##### INPUT MATERIAL

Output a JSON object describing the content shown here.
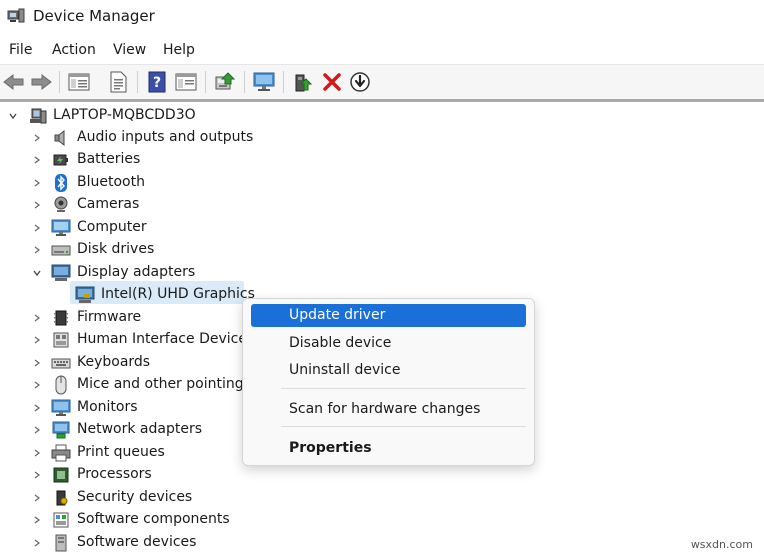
{
  "window": {
    "title": "Device Manager"
  },
  "menu": [
    "File",
    "Action",
    "View",
    "Help"
  ],
  "toolbar": {
    "buttons": [
      "back-arrow-icon",
      "forward-arrow-icon",
      "properties-window-icon",
      "document-icon",
      "help-icon",
      "details-window-icon",
      "scan-hardware-icon",
      "monitor-icon",
      "enable-device-icon",
      "uninstall-x-icon",
      "update-driver-icon"
    ]
  },
  "tree": {
    "root": "LAPTOP-MQBCDD3O",
    "categories": [
      "Audio inputs and outputs",
      "Batteries",
      "Bluetooth",
      "Cameras",
      "Computer",
      "Disk drives",
      "Display adapters",
      "Firmware",
      "Human Interface Devices",
      "Keyboards",
      "Mice and other pointing",
      "Monitors",
      "Network adapters",
      "Print queues",
      "Processors",
      "Security devices",
      "Software components",
      "Software devices"
    ],
    "expanded_child": "Intel(R) UHD Graphics"
  },
  "context_menu": {
    "items": [
      "Update driver",
      "Disable device",
      "Uninstall device",
      "Scan for hardware changes",
      "Properties"
    ],
    "highlighted": "Update driver"
  },
  "colors": {
    "highlight": "#1a6fd8",
    "selection": "#d9ebf9"
  },
  "watermark": "wsxdn.com"
}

##########

**WHAT IS REQUIRED**
Copy out every line of the material above that mentions the word "window".

**OUTPUT**
  "window": {
      "properties-window-icon",
      "details-window-icon",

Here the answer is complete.